● **AIM OF THE EXERCISE**
Print out the entries that follow exactly, missing none.

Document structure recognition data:

====

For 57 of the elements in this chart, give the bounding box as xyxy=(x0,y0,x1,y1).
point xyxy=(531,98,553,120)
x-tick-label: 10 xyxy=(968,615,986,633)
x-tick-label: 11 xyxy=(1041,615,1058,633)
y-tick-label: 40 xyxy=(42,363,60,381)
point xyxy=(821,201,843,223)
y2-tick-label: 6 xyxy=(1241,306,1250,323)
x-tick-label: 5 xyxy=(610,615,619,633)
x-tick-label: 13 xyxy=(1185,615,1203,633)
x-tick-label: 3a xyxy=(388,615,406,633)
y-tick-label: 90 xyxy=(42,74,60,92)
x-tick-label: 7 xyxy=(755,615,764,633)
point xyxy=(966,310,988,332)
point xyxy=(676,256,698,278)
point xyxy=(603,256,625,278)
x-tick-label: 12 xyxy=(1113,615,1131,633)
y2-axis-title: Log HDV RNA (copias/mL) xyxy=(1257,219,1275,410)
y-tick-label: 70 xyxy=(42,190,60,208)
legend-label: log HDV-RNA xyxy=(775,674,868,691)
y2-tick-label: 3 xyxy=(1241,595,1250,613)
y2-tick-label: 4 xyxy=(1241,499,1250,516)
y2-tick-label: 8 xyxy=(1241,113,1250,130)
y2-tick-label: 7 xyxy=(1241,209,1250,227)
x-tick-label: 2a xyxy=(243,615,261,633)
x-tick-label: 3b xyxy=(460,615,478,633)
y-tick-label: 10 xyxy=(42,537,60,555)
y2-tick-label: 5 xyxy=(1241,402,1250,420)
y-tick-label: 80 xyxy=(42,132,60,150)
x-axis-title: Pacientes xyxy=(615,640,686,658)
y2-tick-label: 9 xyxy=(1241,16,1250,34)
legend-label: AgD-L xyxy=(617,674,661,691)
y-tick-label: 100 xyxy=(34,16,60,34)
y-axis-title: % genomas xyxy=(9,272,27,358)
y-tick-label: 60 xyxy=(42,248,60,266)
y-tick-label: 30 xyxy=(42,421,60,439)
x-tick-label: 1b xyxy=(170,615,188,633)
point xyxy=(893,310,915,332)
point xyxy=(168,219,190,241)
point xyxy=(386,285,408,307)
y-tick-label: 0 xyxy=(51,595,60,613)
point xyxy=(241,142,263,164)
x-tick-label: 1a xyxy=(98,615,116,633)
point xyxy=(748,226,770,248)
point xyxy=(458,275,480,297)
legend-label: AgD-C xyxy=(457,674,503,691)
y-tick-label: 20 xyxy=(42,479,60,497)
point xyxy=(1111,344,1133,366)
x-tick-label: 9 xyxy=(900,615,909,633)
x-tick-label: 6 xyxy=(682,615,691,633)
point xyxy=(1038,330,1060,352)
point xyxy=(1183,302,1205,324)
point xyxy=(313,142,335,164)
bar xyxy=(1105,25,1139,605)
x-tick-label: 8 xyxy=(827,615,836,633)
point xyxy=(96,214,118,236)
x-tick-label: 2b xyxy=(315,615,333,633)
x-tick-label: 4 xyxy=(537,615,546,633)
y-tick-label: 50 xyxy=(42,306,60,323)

====

● **WRITTEN RESPONSE**
For 57 of the elements in this chart, give the bounding box as xyxy=(x0,y0,x1,y1).
point xyxy=(531,98,553,120)
x-tick-label: 10 xyxy=(968,615,986,633)
x-tick-label: 11 xyxy=(1041,615,1058,633)
y-tick-label: 40 xyxy=(42,363,60,381)
point xyxy=(821,201,843,223)
y2-tick-label: 6 xyxy=(1241,306,1250,323)
x-tick-label: 5 xyxy=(610,615,619,633)
x-tick-label: 13 xyxy=(1185,615,1203,633)
x-tick-label: 3a xyxy=(388,615,406,633)
y-tick-label: 90 xyxy=(42,74,60,92)
x-tick-label: 7 xyxy=(755,615,764,633)
point xyxy=(966,310,988,332)
point xyxy=(676,256,698,278)
point xyxy=(603,256,625,278)
x-tick-label: 12 xyxy=(1113,615,1131,633)
y2-axis-title: Log HDV RNA (copias/mL) xyxy=(1257,219,1275,410)
y-tick-label: 70 xyxy=(42,190,60,208)
legend-label: log HDV-RNA xyxy=(775,674,868,691)
y2-tick-label: 3 xyxy=(1241,595,1250,613)
y2-tick-label: 4 xyxy=(1241,499,1250,516)
y2-tick-label: 8 xyxy=(1241,113,1250,130)
y2-tick-label: 7 xyxy=(1241,209,1250,227)
x-tick-label: 2a xyxy=(243,615,261,633)
x-tick-label: 3b xyxy=(460,615,478,633)
y-tick-label: 10 xyxy=(42,537,60,555)
y2-tick-label: 5 xyxy=(1241,402,1250,420)
y-tick-label: 80 xyxy=(42,132,60,150)
x-axis-title: Pacientes xyxy=(615,640,686,658)
y2-tick-label: 9 xyxy=(1241,16,1250,34)
legend-label: AgD-L xyxy=(617,674,661,691)
y-tick-label: 100 xyxy=(34,16,60,34)
y-axis-title: % genomas xyxy=(9,272,27,358)
y-tick-label: 60 xyxy=(42,248,60,266)
y-tick-label: 30 xyxy=(42,421,60,439)
x-tick-label: 1b xyxy=(170,615,188,633)
point xyxy=(893,310,915,332)
point xyxy=(168,219,190,241)
point xyxy=(386,285,408,307)
y-tick-label: 0 xyxy=(51,595,60,613)
point xyxy=(241,142,263,164)
x-tick-label: 1a xyxy=(98,615,116,633)
point xyxy=(748,226,770,248)
point xyxy=(458,275,480,297)
legend-label: AgD-C xyxy=(457,674,503,691)
y-tick-label: 20 xyxy=(42,479,60,497)
point xyxy=(1111,344,1133,366)
x-tick-label: 9 xyxy=(900,615,909,633)
x-tick-label: 6 xyxy=(682,615,691,633)
point xyxy=(1038,330,1060,352)
point xyxy=(1183,302,1205,324)
point xyxy=(313,142,335,164)
bar xyxy=(1105,25,1139,605)
x-tick-label: 8 xyxy=(827,615,836,633)
point xyxy=(96,214,118,236)
x-tick-label: 2b xyxy=(315,615,333,633)
x-tick-label: 4 xyxy=(537,615,546,633)
y-tick-label: 50 xyxy=(42,306,60,323)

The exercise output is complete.